* [Your instructions]:
Transcribe all records exactly.
>> begin Records
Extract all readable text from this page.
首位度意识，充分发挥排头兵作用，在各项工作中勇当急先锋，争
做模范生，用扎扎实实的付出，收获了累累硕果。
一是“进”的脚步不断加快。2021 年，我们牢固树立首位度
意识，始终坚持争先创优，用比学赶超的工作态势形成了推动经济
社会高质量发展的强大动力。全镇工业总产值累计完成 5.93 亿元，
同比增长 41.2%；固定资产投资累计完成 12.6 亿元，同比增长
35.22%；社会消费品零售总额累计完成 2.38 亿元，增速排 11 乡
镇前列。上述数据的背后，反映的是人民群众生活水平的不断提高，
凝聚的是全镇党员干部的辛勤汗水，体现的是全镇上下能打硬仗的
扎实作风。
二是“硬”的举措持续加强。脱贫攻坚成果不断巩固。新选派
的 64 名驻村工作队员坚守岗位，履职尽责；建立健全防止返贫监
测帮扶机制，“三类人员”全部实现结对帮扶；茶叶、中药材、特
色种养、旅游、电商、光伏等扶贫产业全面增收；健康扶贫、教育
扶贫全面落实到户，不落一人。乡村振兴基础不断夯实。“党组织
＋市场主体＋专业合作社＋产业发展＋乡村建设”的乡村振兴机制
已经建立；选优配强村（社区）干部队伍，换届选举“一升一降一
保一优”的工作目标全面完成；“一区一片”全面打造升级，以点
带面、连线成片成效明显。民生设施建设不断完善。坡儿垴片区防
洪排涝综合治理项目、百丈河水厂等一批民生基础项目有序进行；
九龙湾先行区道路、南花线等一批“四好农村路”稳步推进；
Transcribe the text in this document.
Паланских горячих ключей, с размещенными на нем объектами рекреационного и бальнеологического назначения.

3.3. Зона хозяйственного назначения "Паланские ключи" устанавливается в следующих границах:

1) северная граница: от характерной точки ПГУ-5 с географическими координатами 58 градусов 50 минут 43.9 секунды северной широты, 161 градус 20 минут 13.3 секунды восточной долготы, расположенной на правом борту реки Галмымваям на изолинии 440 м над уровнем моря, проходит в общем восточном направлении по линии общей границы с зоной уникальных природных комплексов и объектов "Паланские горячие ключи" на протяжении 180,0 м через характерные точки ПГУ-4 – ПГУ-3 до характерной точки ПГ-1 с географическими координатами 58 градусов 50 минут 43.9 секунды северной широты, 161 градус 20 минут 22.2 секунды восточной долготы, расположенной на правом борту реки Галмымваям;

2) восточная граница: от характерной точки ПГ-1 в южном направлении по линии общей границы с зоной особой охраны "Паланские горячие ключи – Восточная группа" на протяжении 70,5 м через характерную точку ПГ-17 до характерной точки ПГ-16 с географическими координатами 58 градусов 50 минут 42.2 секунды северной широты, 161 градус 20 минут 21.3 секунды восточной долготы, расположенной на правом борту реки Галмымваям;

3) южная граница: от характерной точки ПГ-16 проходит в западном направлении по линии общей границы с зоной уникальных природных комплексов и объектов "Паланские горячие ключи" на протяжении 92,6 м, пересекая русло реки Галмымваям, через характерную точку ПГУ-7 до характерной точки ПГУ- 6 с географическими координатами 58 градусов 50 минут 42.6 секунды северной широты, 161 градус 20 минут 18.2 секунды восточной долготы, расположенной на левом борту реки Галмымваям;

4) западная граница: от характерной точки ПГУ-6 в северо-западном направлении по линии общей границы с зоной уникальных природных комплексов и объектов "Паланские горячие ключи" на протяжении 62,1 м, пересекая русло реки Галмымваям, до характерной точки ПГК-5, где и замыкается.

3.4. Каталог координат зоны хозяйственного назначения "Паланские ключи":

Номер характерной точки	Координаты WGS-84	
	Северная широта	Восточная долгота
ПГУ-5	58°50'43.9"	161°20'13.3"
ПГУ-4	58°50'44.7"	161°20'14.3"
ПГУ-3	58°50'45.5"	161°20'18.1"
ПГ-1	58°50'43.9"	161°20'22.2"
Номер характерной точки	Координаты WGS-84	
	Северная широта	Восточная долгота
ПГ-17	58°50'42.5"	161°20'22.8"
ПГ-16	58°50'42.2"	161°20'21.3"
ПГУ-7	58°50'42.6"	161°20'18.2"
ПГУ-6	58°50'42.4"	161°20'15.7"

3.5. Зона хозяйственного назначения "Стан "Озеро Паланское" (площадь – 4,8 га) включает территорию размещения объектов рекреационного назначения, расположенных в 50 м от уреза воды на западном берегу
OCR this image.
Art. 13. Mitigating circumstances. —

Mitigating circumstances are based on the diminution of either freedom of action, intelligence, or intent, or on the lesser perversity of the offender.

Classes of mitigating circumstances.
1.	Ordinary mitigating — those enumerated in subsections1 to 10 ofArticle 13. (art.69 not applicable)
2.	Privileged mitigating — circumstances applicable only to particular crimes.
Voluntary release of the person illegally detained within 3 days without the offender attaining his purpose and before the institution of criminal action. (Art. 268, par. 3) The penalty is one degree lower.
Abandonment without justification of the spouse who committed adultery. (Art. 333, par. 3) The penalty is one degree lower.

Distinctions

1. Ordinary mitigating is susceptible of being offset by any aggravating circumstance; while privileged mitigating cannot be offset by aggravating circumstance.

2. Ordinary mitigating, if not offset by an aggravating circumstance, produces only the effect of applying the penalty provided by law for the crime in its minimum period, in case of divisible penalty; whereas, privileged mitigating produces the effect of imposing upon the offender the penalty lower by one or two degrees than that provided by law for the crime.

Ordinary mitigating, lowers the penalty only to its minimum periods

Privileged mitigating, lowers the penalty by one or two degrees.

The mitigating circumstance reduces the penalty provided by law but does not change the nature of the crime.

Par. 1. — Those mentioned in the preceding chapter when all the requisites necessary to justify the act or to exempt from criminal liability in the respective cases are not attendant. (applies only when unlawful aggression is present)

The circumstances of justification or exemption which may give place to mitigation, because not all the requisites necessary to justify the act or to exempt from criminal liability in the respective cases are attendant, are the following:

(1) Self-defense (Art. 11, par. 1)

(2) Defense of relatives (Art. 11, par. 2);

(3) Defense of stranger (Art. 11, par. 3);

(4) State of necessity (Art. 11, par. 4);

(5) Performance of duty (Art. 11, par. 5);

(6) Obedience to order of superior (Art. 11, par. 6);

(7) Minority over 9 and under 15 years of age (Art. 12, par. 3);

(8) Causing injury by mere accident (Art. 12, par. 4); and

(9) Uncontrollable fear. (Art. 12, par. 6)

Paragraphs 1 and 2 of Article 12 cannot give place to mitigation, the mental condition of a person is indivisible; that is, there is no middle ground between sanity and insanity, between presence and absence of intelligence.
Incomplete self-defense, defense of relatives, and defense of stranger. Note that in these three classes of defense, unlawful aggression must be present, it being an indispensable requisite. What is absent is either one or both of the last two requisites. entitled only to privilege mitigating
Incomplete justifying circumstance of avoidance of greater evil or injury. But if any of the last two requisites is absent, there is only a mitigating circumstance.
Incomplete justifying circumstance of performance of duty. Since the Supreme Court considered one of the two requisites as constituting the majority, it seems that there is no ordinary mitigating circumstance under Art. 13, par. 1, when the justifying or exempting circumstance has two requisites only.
>> end Records
* [Task response]:
Extract all readable text from this page.
首位度意识，充分发挥排头兵作用，在各项工作中勇当急先锋，争
做模范生，用扎扎实实的付出，收获了累累硕果。
一是“进”的脚步不断加快。2021 年，我们牢固树立首位度
意识，始终坚持争先创优，用比学赶超的工作态势形成了推动经济
社会高质量发展的强大动力。全镇工业总产值累计完成 5.93 亿元，
同比增长 41.2%；固定资产投资累计完成 12.6 亿元，同比增长
35.22%；社会消费品零售总额累计完成 2.38 亿元，增速排 11 乡
镇前列。上述数据的背后，反映的是人民群众生活水平的不断提高，
凝聚的是全镇党员干部的辛勤汗水，体现的是全镇上下能打硬仗的
扎实作风。
二是“硬”的举措持续加强。脱贫攻坚成果不断巩固。新选派
的 64 名驻村工作队员坚守岗位，履职尽责；建立健全防止返贫监
测帮扶机制，“三类人员”全部实现结对帮扶；茶叶、中药材、特
色种养、旅游、电商、光伏等扶贫产业全面增收；健康扶贫、教育
扶贫全面落实到户，不落一人。乡村振兴基础不断夯实。“党组织
＋市场主体＋专业合作社＋产业发展＋乡村建设”的乡村振兴机制
已经建立；选优配强村（社区）干部队伍，换届选举“一升一降一
保一优”的工作目标全面完成；“一区一片”全面打造升级，以点
带面、连线成片成效明显。民生设施建设不断完善。坡儿垴片区防
洪排涝综合治理项目、百丈河水厂等一批民生基础项目有序进行；
九龙湾先行区道路、南花线等一批“四好农村路”稳步推进；
Transcribe the text in this document.
Паланских горячих ключей, с размещенными на нем объектами рекреационного и бальнеологического назначения.

3.3. Зона хозяйственного назначения "Паланские ключи" устанавливается в следующих границах:

1) северная граница: от характерной точки ПГУ-5 с географическими координатами 58 градусов 50 минут 43.9 секунды северной широты, 161 градус 20 минут 13.3 секунды восточной долготы, расположенной на правом борту реки Галмымваям на изолинии 440 м над уровнем моря, проходит в общем восточном направлении по линии общей границы с зоной уникальных природных комплексов и объектов "Паланские горячие ключи" на протяжении 180,0 м через характерные точки ПГУ-4 – ПГУ-3 до характерной точки ПГ-1 с географическими координатами 58 градусов 50 минут 43.9 секунды северной широты, 161 градус 20 минут 22.2 секунды восточной долготы, расположенной на правом борту реки Галмымваям;

2) восточная граница: от характерной точки ПГ-1 в южном направлении по линии общей границы с зоной особой охраны "Паланские горячие ключи – Восточная группа" на протяжении 70,5 м через характерную точку ПГ-17 до характерной точки ПГ-16 с географическими координатами 58 градусов 50 минут 42.2 секунды северной широты, 161 градус 20 минут 21.3 секунды восточной долготы, расположенной на правом борту реки Галмымваям;

3) южная граница: от характерной точки ПГ-16 проходит в западном направлении по линии общей границы с зоной уникальных природных комплексов и объектов "Паланские горячие ключи" на протяжении 92,6 м, пересекая русло реки Галмымваям, через характерную точку ПГУ-7 до характерной точки ПГУ- 6 с географическими координатами 58 градусов 50 минут 42.6 секунды северной широты, 161 градус 20 минут 18.2 секунды восточной долготы, расположенной на левом борту реки Галмымваям;

4) западная граница: от характерной точки ПГУ-6 в северо-западном направлении по линии общей границы с зоной уникальных природных комплексов и объектов "Паланские горячие ключи" на протяжении 62,1 м, пересекая русло реки Галмымваям, до характерной точки ПГК-5, где и замыкается.

3.4. Каталог координат зоны хозяйственного назначения "Паланские ключи":

Номер характерной точки	Координаты WGS-84	
	Северная широта	Восточная долгота
ПГУ-5	58°50'43.9"	161°20'13.3"
ПГУ-4	58°50'44.7"	161°20'14.3"
ПГУ-3	58°50'45.5"	161°20'18.1"
ПГ-1	58°50'43.9"	161°20'22.2"
Номер характерной точки	Координаты WGS-84	
	Северная широта	Восточная долгота
ПГ-17	58°50'42.5"	161°20'22.8"
ПГ-16	58°50'42.2"	161°20'21.3"
ПГУ-7	58°50'42.6"	161°20'18.2"
ПГУ-6	58°50'42.4"	161°20'15.7"

3.5. Зона хозяйственного назначения "Стан "Озеро Паланское" (площадь – 4,8 га) включает территорию размещения объектов рекреационного назначения, расположенных в 50 м от уреза воды на западном берегу
OCR this image.
Art. 13. Mitigating circumstances. —

Mitigating circumstances are based on the diminution of either freedom of action, intelligence, or intent, or on the lesser perversity of the offender.

Classes of mitigating circumstances.
1.	Ordinary mitigating — those enumerated in subsections1 to 10 ofArticle 13. (art.69 not applicable)
2.	Privileged mitigating — circumstances applicable only to particular crimes.
Voluntary release of the person illegally detained within 3 days without the offender attaining his purpose and before the institution of criminal action. (Art. 268, par. 3) The penalty is one degree lower.
Abandonment without justification of the spouse who committed adultery. (Art. 333, par. 3) The penalty is one degree lower.

Distinctions

1. Ordinary mitigating is susceptible of being offset by any aggravating circumstance; while privileged mitigating cannot be offset by aggravating circumstance.

2. Ordinary mitigating, if not offset by an aggravating circumstance, produces only the effect of applying the penalty provided by law for the crime in its minimum period, in case of divisible penalty; whereas, privileged mitigating produces the effect of imposing upon the offender the penalty lower by one or two degrees than that provided by law for the crime.

Ordinary mitigating, lowers the penalty only to its minimum periods

Privileged mitigating, lowers the penalty by one or two degrees.

The mitigating circumstance reduces the penalty provided by law but does not change the nature of the crime.

Par. 1. — Those mentioned in the preceding chapter when all the requisites necessary to justify the act or to exempt from criminal liability in the respective cases are not attendant. (applies only when unlawful aggression is present)

The circumstances of justification or exemption which may give place to mitigation, because not all the requisites necessary to justify the act or to exempt from criminal liability in the respective cases are attendant, are the following:

(1) Self-defense (Art. 11, par. 1)

(2) Defense of relatives (Art. 11, par. 2);

(3) Defense of stranger (Art. 11, par. 3);

(4) State of necessity (Art. 11, par. 4);

(5) Performance of duty (Art. 11, par. 5);

(6) Obedience to order of superior (Art. 11, par. 6);

(7) Minority over 9 and under 15 years of age (Art. 12, par. 3);

(8) Causing injury by mere accident (Art. 12, par. 4); and

(9) Uncontrollable fear. (Art. 12, par. 6)

Paragraphs 1 and 2 of Article 12 cannot give place to mitigation, the mental condition of a person is indivisible; that is, there is no middle ground between sanity and insanity, between presence and absence of intelligence.
Incomplete self-defense, defense of relatives, and defense of stranger. Note that in these three classes of defense, unlawful aggression must be present, it being an indispensable requisite. What is absent is either one or both of the last two requisites. entitled only to privilege mitigating
Incomplete justifying circumstance of avoidance of greater evil or injury. But if any of the last two requisites is absent, there is only a mitigating circumstance.
Incomplete justifying circumstance of performance of duty. Since the Supreme Court considered one of the two requisites as constituting the majority, it seems that there is no ordinary mitigating circumstance under Art. 13, par. 1, when the justifying or exempting circumstance has two requisites only.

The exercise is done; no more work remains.